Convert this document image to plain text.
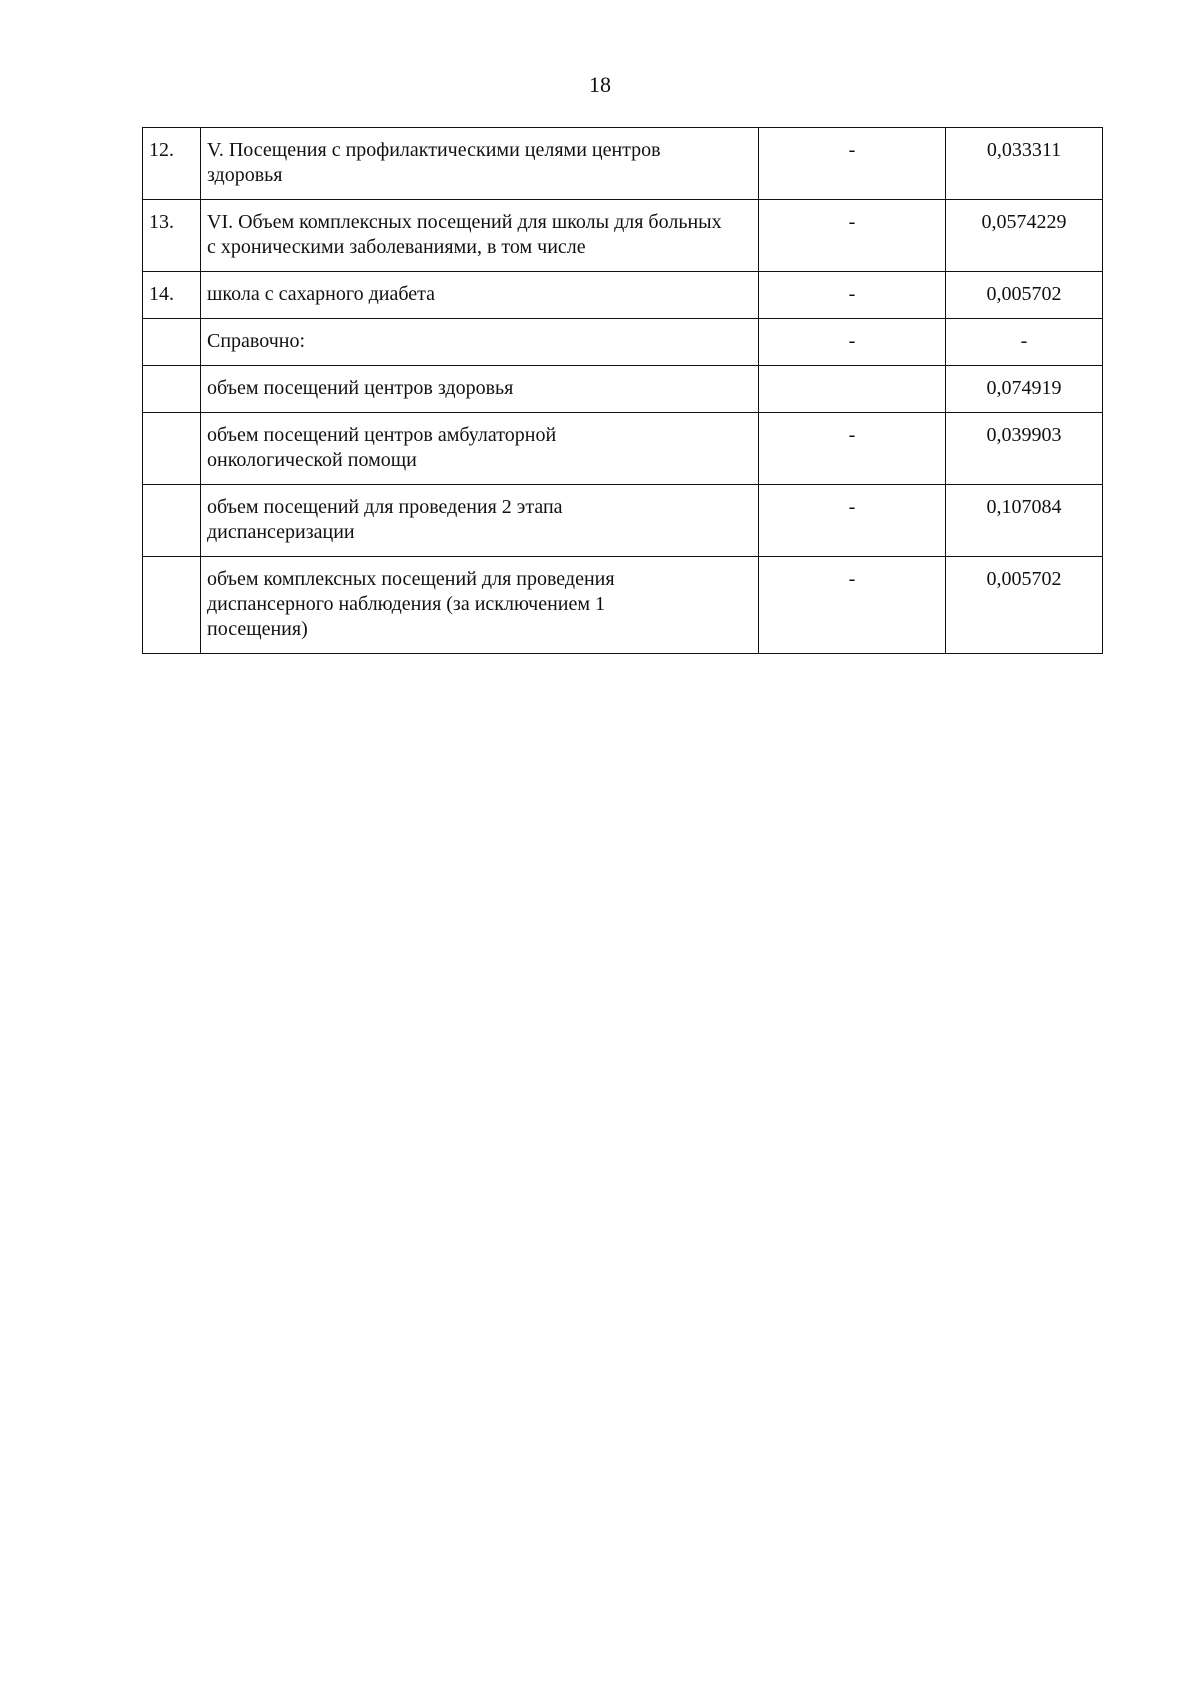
18
12.	V. Посещения с профилактическими целями центров здоровья	-	0,033311
13.	VI. Объем комплексных посещений для школы для больных с хроническими заболеваниями, в том числе	-	0,0574229
14.	школа с сахарного диабета	-	0,005702
	Справочно:	-	-
	объем посещений центров здоровья		0,074919
	объем посещений центров амбулаторной онкологической помощи	-	0,039903
	объем посещений для проведения 2 этапа диспансеризации	-	0,107084
	объем комплексных посещений для проведения диспансерного наблюдения (за исключением 1 посещения)	-	0,005702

_ _ _ _ _ _ _

**SET TASK**: Omitting all images, print the listing exactly.

**ANSWER TO THE TASK**:
Convert this document image to plain text.
18
12.	V. Посещения с профилактическими целями центров здоровья	-	0,033311
13.	VI. Объем комплексных посещений для школы для больных с хроническими заболеваниями, в том числе	-	0,0574229
14.	школа с сахарного диабета	-	0,005702
	Справочно:	-	-
	объем посещений центров здоровья		0,074919
	объем посещений центров амбулаторной онкологической помощи	-	0,039903
	объем посещений для проведения 2 этапа диспансеризации	-	0,107084
	объем комплексных посещений для проведения диспансерного наблюдения (за исключением 1 посещения)	-	0,005702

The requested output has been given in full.